> _Direction_
Copy out the listing exactly.

------ Input data

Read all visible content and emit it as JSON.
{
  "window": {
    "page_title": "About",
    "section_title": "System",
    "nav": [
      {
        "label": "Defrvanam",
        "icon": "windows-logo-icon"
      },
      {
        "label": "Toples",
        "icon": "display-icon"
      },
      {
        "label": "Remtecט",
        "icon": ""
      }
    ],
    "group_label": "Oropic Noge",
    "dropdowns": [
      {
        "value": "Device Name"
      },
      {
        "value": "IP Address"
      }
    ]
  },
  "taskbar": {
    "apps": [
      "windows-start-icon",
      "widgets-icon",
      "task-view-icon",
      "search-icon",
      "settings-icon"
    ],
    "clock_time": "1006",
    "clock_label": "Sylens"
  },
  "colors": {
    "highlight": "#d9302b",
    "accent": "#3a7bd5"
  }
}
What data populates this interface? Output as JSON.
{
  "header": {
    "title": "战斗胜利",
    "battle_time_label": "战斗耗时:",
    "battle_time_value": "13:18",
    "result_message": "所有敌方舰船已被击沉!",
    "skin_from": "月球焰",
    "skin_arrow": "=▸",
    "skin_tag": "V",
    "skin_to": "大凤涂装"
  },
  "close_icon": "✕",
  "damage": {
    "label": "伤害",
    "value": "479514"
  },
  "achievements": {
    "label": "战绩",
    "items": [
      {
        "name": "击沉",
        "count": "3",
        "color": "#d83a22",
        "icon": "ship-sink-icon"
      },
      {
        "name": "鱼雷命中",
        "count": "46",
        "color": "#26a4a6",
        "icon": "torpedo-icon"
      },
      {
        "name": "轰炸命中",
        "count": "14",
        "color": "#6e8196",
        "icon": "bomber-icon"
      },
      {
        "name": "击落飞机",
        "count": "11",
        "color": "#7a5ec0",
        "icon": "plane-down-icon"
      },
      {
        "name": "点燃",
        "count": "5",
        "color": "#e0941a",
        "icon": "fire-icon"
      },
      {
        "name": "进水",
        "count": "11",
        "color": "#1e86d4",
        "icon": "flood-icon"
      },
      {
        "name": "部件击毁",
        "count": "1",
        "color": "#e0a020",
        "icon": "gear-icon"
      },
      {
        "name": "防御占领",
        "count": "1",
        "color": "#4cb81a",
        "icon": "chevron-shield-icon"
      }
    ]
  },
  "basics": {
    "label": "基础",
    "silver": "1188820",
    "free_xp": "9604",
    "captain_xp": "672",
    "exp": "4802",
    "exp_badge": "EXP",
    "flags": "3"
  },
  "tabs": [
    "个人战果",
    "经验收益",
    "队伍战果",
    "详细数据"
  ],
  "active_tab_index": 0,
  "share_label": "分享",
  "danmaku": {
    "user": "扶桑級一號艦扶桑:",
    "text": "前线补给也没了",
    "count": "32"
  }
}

------------

> _Expected answer_
Read all visible content and emit it as JSON.
{
  "window": {
    "page_title": "About",
    "section_title": "System",
    "nav": [
      {
        "label": "Defrvanam",
        "icon": "windows-logo-icon"
      },
      {
        "label": "Toples",
        "icon": "display-icon"
      },
      {
        "label": "Remtecט",
        "icon": ""
      }
    ],
    "group_label": "Oropic Noge",
    "dropdowns": [
      {
        "value": "Device Name"
      },
      {
        "value": "IP Address"
      }
    ]
  },
  "taskbar": {
    "apps": [
      "windows-start-icon",
      "widgets-icon",
      "task-view-icon",
      "search-icon",
      "settings-icon"
    ],
    "clock_time": "1006",
    "clock_label": "Sylens"
  },
  "colors": {
    "highlight": "#d9302b",
    "accent": "#3a7bd5"
  }
}
What data populates this interface? Output as JSON.
{
  "header": {
    "title": "战斗胜利",
    "battle_time_label": "战斗耗时:",
    "battle_time_value": "13:18",
    "result_message": "所有敌方舰船已被击沉!",
    "skin_from": "月球焰",
    "skin_arrow": "=▸",
    "skin_tag": "V",
    "skin_to": "大凤涂装"
  },
  "close_icon": "✕",
  "damage": {
    "label": "伤害",
    "value": "479514"
  },
  "achievements": {
    "label": "战绩",
    "items": [
      {
        "name": "击沉",
        "count": "3",
        "color": "#d83a22",
        "icon": "ship-sink-icon"
      },
      {
        "name": "鱼雷命中",
        "count": "46",
        "color": "#26a4a6",
        "icon": "torpedo-icon"
      },
      {
        "name": "轰炸命中",
        "count": "14",
        "color": "#6e8196",
        "icon": "bomber-icon"
      },
      {
        "name": "击落飞机",
        "count": "11",
        "color": "#7a5ec0",
        "icon": "plane-down-icon"
      },
      {
        "name": "点燃",
        "count": "5",
        "color": "#e0941a",
        "icon": "fire-icon"
      },
      {
        "name": "进水",
        "count": "11",
        "color": "#1e86d4",
        "icon": "flood-icon"
      },
      {
        "name": "部件击毁",
        "count": "1",
        "color": "#e0a020",
        "icon": "gear-icon"
      },
      {
        "name": "防御占领",
        "count": "1",
        "color": "#4cb81a",
        "icon": "chevron-shield-icon"
      }
    ]
  },
  "basics": {
    "label": "基础",
    "silver": "1188820",
    "free_xp": "9604",
    "captain_xp": "672",
    "exp": "4802",
    "exp_badge": "EXP",
    "flags": "3"
  },
  "tabs": [
    "个人战果",
    "经验收益",
    "队伍战果",
    "详细数据"
  ],
  "active_tab_index": 0,
  "share_label": "分享",
  "danmaku": {
    "user": "扶桑級一號艦扶桑:",
    "text": "前线补给也没了",
    "count": "32"
  }
}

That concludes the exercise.